Collection entries
# # # # # # #
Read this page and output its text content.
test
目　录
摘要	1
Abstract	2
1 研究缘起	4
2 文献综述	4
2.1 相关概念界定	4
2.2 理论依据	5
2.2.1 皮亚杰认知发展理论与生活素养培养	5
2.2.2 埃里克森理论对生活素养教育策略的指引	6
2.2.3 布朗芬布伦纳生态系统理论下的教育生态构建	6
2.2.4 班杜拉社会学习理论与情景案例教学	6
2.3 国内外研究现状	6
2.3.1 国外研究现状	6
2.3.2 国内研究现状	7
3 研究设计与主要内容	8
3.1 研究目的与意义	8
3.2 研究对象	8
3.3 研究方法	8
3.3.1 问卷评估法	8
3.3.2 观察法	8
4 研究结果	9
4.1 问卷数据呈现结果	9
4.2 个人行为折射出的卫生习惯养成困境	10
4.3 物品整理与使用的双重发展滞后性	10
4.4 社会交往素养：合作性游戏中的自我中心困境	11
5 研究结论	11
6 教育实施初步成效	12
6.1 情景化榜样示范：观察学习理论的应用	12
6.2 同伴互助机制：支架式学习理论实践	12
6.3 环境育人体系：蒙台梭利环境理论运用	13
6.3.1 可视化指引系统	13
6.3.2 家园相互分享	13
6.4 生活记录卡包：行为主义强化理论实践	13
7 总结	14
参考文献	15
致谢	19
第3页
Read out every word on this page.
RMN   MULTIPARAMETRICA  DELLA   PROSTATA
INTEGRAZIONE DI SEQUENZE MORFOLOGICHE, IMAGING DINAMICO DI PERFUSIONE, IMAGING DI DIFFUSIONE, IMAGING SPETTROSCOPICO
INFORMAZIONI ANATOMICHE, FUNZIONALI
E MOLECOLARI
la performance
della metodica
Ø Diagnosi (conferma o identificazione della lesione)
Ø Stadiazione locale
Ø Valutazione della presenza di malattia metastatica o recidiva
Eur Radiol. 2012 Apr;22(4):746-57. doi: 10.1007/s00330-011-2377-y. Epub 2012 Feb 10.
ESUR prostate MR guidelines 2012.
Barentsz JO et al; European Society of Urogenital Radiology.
# # # # # # #
* _EXERCISE INSTRUCTIONS_: Where a line above contains the string "page", copy that line.

* _RESULT OF THIS EXERCISE_:
Read this page and output its text content.
Read out every word on this page.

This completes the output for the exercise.